Objective:
Transcribe all the entries word for word, but omit the images.

=== Supplied data ===

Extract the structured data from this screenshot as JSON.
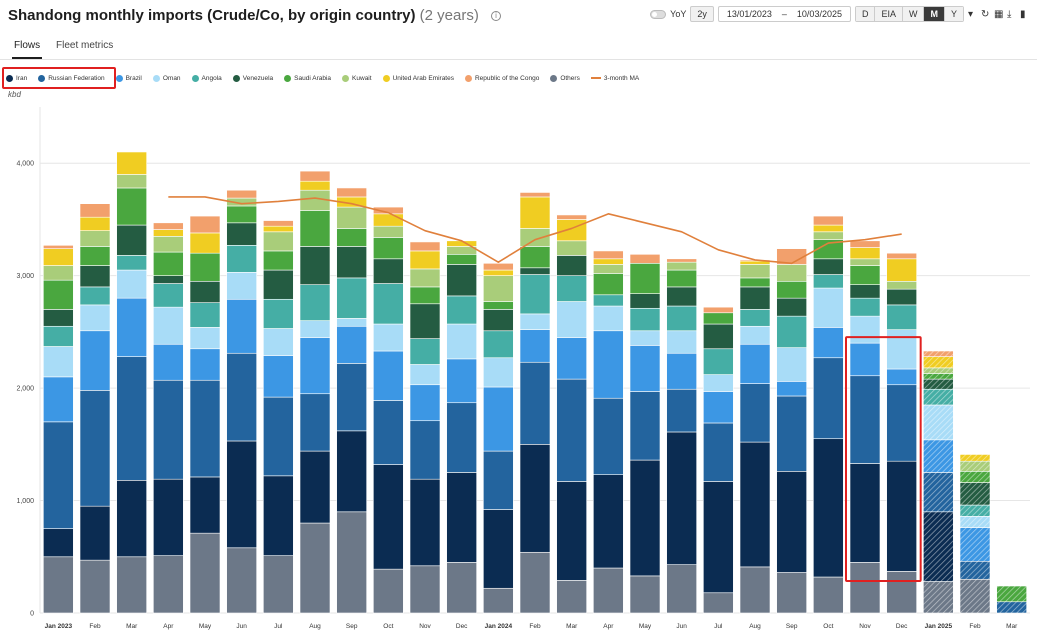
{
  "header": {
    "title": "Shandong monthly imports (Crude/Co, by origin country)",
    "subtitle": "(2 years)",
    "info_icon": "info-icon"
  },
  "controls": {
    "yoy_label": "YoY",
    "range_label": "2y",
    "date_from": "13/01/2023",
    "date_sep": "–",
    "date_to": "10/03/2025",
    "frequency": [
      "D",
      "EIA",
      "W",
      "M",
      "Y"
    ],
    "active_frequency": "M",
    "icons": [
      "chevron-down-icon",
      "refresh-icon",
      "grid-icon",
      "download-icon",
      "bookmark-icon"
    ]
  },
  "tabs": [
    {
      "label": "Flows",
      "active": true
    },
    {
      "label": "Fleet metrics",
      "active": false
    }
  ],
  "chart_data": {
    "type": "bar",
    "stacked": true,
    "title": "",
    "xlabel": "",
    "ylabel": "kbd",
    "ylim": [
      0,
      4500
    ],
    "yticks": [
      0,
      1000,
      2000,
      3000,
      4000
    ],
    "ytick_labels": [
      "0",
      "1,000",
      "2,000",
      "3,000",
      "4,000"
    ],
    "grid": "horizontal",
    "legend_position": "top-left",
    "categories": [
      "Jan 2023",
      "Feb",
      "Mar",
      "Apr",
      "May",
      "Jun",
      "Jul",
      "Aug",
      "Sep",
      "Oct",
      "Nov",
      "Dec",
      "Jan 2024",
      "Feb",
      "Mar",
      "Apr",
      "May",
      "Jun",
      "Jul",
      "Aug",
      "Sep",
      "Oct",
      "Nov",
      "Dec",
      "Jan 2025",
      "Feb",
      "Mar"
    ],
    "bold_categories": [
      "Jan 2023",
      "Jan 2024",
      "Jan 2025"
    ],
    "partial_periods": [
      "Jan 2025",
      "Feb",
      "Mar"
    ],
    "stack_order": [
      "Others",
      "Iran",
      "Russian Federation",
      "Brazil",
      "Oman",
      "Angola",
      "Venezuela",
      "Saudi Arabia",
      "Kuwait",
      "United Arab Emirates",
      "Republic of the Congo"
    ],
    "series": [
      {
        "name": "Iran",
        "color": "#0b2c52",
        "values": [
          250,
          480,
          680,
          680,
          500,
          950,
          710,
          640,
          720,
          930,
          770,
          800,
          700,
          960,
          880,
          830,
          1030,
          1180,
          990,
          1110,
          900,
          1230,
          880,
          980,
          620,
          0,
          0
        ]
      },
      {
        "name": "Russian Federation",
        "color": "#23649e",
        "values": [
          950,
          1030,
          1100,
          880,
          860,
          780,
          700,
          510,
          600,
          570,
          520,
          620,
          520,
          730,
          910,
          680,
          610,
          380,
          520,
          520,
          670,
          720,
          780,
          680,
          350,
          160,
          100
        ]
      },
      {
        "name": "Brazil",
        "color": "#3c97e4",
        "values": [
          400,
          530,
          520,
          320,
          280,
          480,
          370,
          500,
          330,
          440,
          320,
          390,
          570,
          290,
          370,
          600,
          410,
          320,
          280,
          350,
          130,
          270,
          290,
          140,
          290,
          300,
          0
        ]
      },
      {
        "name": "Oman",
        "color": "#a8dcf7",
        "values": [
          270,
          230,
          250,
          330,
          190,
          240,
          240,
          150,
          70,
          240,
          180,
          310,
          260,
          140,
          320,
          220,
          130,
          200,
          150,
          160,
          300,
          350,
          240,
          350,
          310,
          100,
          0
        ]
      },
      {
        "name": "Angola",
        "color": "#45aea5",
        "values": [
          180,
          160,
          130,
          210,
          220,
          240,
          260,
          320,
          360,
          360,
          230,
          250,
          240,
          350,
          230,
          100,
          200,
          220,
          230,
          150,
          280,
          120,
          160,
          220,
          140,
          100,
          0
        ]
      },
      {
        "name": "Venezuela",
        "color": "#245c42",
        "values": [
          150,
          190,
          270,
          70,
          190,
          200,
          260,
          340,
          280,
          220,
          310,
          280,
          190,
          60,
          180,
          0,
          130,
          170,
          220,
          200,
          160,
          140,
          120,
          140,
          90,
          200,
          0
        ]
      },
      {
        "name": "Saudi Arabia",
        "color": "#4aa73f",
        "values": [
          260,
          170,
          330,
          210,
          250,
          150,
          170,
          320,
          160,
          190,
          150,
          90,
          70,
          190,
          0,
          190,
          270,
          150,
          100,
          80,
          150,
          170,
          170,
          0,
          50,
          100,
          140
        ]
      },
      {
        "name": "Kuwait",
        "color": "#a9cd7a",
        "values": [
          130,
          140,
          120,
          140,
          0,
          70,
          170,
          180,
          190,
          100,
          160,
          70,
          230,
          160,
          130,
          80,
          0,
          70,
          0,
          120,
          150,
          70,
          60,
          70,
          50,
          90,
          0
        ]
      },
      {
        "name": "United Arab Emirates",
        "color": "#f0cd22",
        "values": [
          150,
          120,
          200,
          60,
          180,
          0,
          50,
          80,
          90,
          110,
          160,
          50,
          50,
          280,
          190,
          50,
          0,
          0,
          0,
          30,
          0,
          60,
          100,
          200,
          100,
          60,
          0
        ]
      },
      {
        "name": "Republic of the Congo",
        "color": "#f2a06c",
        "values": [
          30,
          120,
          0,
          60,
          150,
          70,
          50,
          90,
          80,
          60,
          80,
          0,
          60,
          40,
          40,
          70,
          80,
          30,
          50,
          10,
          140,
          80,
          60,
          50,
          50,
          0,
          0
        ]
      },
      {
        "name": "Others",
        "color": "#6c7888",
        "values": [
          500,
          470,
          500,
          510,
          710,
          580,
          510,
          800,
          900,
          390,
          420,
          450,
          220,
          540,
          290,
          400,
          330,
          430,
          180,
          410,
          360,
          320,
          450,
          370,
          280,
          300,
          0
        ]
      }
    ],
    "moving_average": {
      "name": "3-month MA",
      "color": "#e0803c",
      "values": [
        null,
        null,
        null,
        3700,
        3700,
        3640,
        3660,
        3690,
        3640,
        3560,
        3400,
        3310,
        3120,
        3320,
        3420,
        3550,
        3470,
        3390,
        3230,
        3140,
        3110,
        3290,
        3320,
        3370,
        null,
        null,
        null
      ]
    },
    "highlight": {
      "categories": [
        "Nov",
        "Dec"
      ],
      "year": 2024,
      "color": "#e02020"
    },
    "legend_highlight": [
      "Iran",
      "Russian Federation"
    ]
  }
}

===

Answer for the task:
Extract the structured data from this screenshot as JSON.
{
  "header": {
    "title": "Shandong monthly imports (Crude/Co, by origin country)",
    "subtitle": "(2 years)",
    "info_icon": "info-icon"
  },
  "controls": {
    "yoy_label": "YoY",
    "range_label": "2y",
    "date_from": "13/01/2023",
    "date_sep": "–",
    "date_to": "10/03/2025",
    "frequency": [
      "D",
      "EIA",
      "W",
      "M",
      "Y"
    ],
    "active_frequency": "M",
    "icons": [
      "chevron-down-icon",
      "refresh-icon",
      "grid-icon",
      "download-icon",
      "bookmark-icon"
    ]
  },
  "tabs": [
    {
      "label": "Flows",
      "active": true
    },
    {
      "label": "Fleet metrics",
      "active": false
    }
  ],
  "chart_data": {
    "type": "bar",
    "stacked": true,
    "title": "",
    "xlabel": "",
    "ylabel": "kbd",
    "ylim": [
      0,
      4500
    ],
    "yticks": [
      0,
      1000,
      2000,
      3000,
      4000
    ],
    "ytick_labels": [
      "0",
      "1,000",
      "2,000",
      "3,000",
      "4,000"
    ],
    "grid": "horizontal",
    "legend_position": "top-left",
    "categories": [
      "Jan 2023",
      "Feb",
      "Mar",
      "Apr",
      "May",
      "Jun",
      "Jul",
      "Aug",
      "Sep",
      "Oct",
      "Nov",
      "Dec",
      "Jan 2024",
      "Feb",
      "Mar",
      "Apr",
      "May",
      "Jun",
      "Jul",
      "Aug",
      "Sep",
      "Oct",
      "Nov",
      "Dec",
      "Jan 2025",
      "Feb",
      "Mar"
    ],
    "bold_categories": [
      "Jan 2023",
      "Jan 2024",
      "Jan 2025"
    ],
    "partial_periods": [
      "Jan 2025",
      "Feb",
      "Mar"
    ],
    "stack_order": [
      "Others",
      "Iran",
      "Russian Federation",
      "Brazil",
      "Oman",
      "Angola",
      "Venezuela",
      "Saudi Arabia",
      "Kuwait",
      "United Arab Emirates",
      "Republic of the Congo"
    ],
    "series": [
      {
        "name": "Iran",
        "color": "#0b2c52",
        "values": [
          250,
          480,
          680,
          680,
          500,
          950,
          710,
          640,
          720,
          930,
          770,
          800,
          700,
          960,
          880,
          830,
          1030,
          1180,
          990,
          1110,
          900,
          1230,
          880,
          980,
          620,
          0,
          0
        ]
      },
      {
        "name": "Russian Federation",
        "color": "#23649e",
        "values": [
          950,
          1030,
          1100,
          880,
          860,
          780,
          700,
          510,
          600,
          570,
          520,
          620,
          520,
          730,
          910,
          680,
          610,
          380,
          520,
          520,
          670,
          720,
          780,
          680,
          350,
          160,
          100
        ]
      },
      {
        "name": "Brazil",
        "color": "#3c97e4",
        "values": [
          400,
          530,
          520,
          320,
          280,
          480,
          370,
          500,
          330,
          440,
          320,
          390,
          570,
          290,
          370,
          600,
          410,
          320,
          280,
          350,
          130,
          270,
          290,
          140,
          290,
          300,
          0
        ]
      },
      {
        "name": "Oman",
        "color": "#a8dcf7",
        "values": [
          270,
          230,
          250,
          330,
          190,
          240,
          240,
          150,
          70,
          240,
          180,
          310,
          260,
          140,
          320,
          220,
          130,
          200,
          150,
          160,
          300,
          350,
          240,
          350,
          310,
          100,
          0
        ]
      },
      {
        "name": "Angola",
        "color": "#45aea5",
        "values": [
          180,
          160,
          130,
          210,
          220,
          240,
          260,
          320,
          360,
          360,
          230,
          250,
          240,
          350,
          230,
          100,
          200,
          220,
          230,
          150,
          280,
          120,
          160,
          220,
          140,
          100,
          0
        ]
      },
      {
        "name": "Venezuela",
        "color": "#245c42",
        "values": [
          150,
          190,
          270,
          70,
          190,
          200,
          260,
          340,
          280,
          220,
          310,
          280,
          190,
          60,
          180,
          0,
          130,
          170,
          220,
          200,
          160,
          140,
          120,
          140,
          90,
          200,
          0
        ]
      },
      {
        "name": "Saudi Arabia",
        "color": "#4aa73f",
        "values": [
          260,
          170,
          330,
          210,
          250,
          150,
          170,
          320,
          160,
          190,
          150,
          90,
          70,
          190,
          0,
          190,
          270,
          150,
          100,
          80,
          150,
          170,
          170,
          0,
          50,
          100,
          140
        ]
      },
      {
        "name": "Kuwait",
        "color": "#a9cd7a",
        "values": [
          130,
          140,
          120,
          140,
          0,
          70,
          170,
          180,
          190,
          100,
          160,
          70,
          230,
          160,
          130,
          80,
          0,
          70,
          0,
          120,
          150,
          70,
          60,
          70,
          50,
          90,
          0
        ]
      },
      {
        "name": "United Arab Emirates",
        "color": "#f0cd22",
        "values": [
          150,
          120,
          200,
          60,
          180,
          0,
          50,
          80,
          90,
          110,
          160,
          50,
          50,
          280,
          190,
          50,
          0,
          0,
          0,
          30,
          0,
          60,
          100,
          200,
          100,
          60,
          0
        ]
      },
      {
        "name": "Republic of the Congo",
        "color": "#f2a06c",
        "values": [
          30,
          120,
          0,
          60,
          150,
          70,
          50,
          90,
          80,
          60,
          80,
          0,
          60,
          40,
          40,
          70,
          80,
          30,
          50,
          10,
          140,
          80,
          60,
          50,
          50,
          0,
          0
        ]
      },
      {
        "name": "Others",
        "color": "#6c7888",
        "values": [
          500,
          470,
          500,
          510,
          710,
          580,
          510,
          800,
          900,
          390,
          420,
          450,
          220,
          540,
          290,
          400,
          330,
          430,
          180,
          410,
          360,
          320,
          450,
          370,
          280,
          300,
          0
        ]
      }
    ],
    "moving_average": {
      "name": "3-month MA",
      "color": "#e0803c",
      "values": [
        null,
        null,
        null,
        3700,
        3700,
        3640,
        3660,
        3690,
        3640,
        3560,
        3400,
        3310,
        3120,
        3320,
        3420,
        3550,
        3470,
        3390,
        3230,
        3140,
        3110,
        3290,
        3320,
        3370,
        null,
        null,
        null
      ]
    },
    "highlight": {
      "categories": [
        "Nov",
        "Dec"
      ],
      "year": 2024,
      "color": "#e02020"
    },
    "legend_highlight": [
      "Iran",
      "Russian Federation"
    ]
  }
}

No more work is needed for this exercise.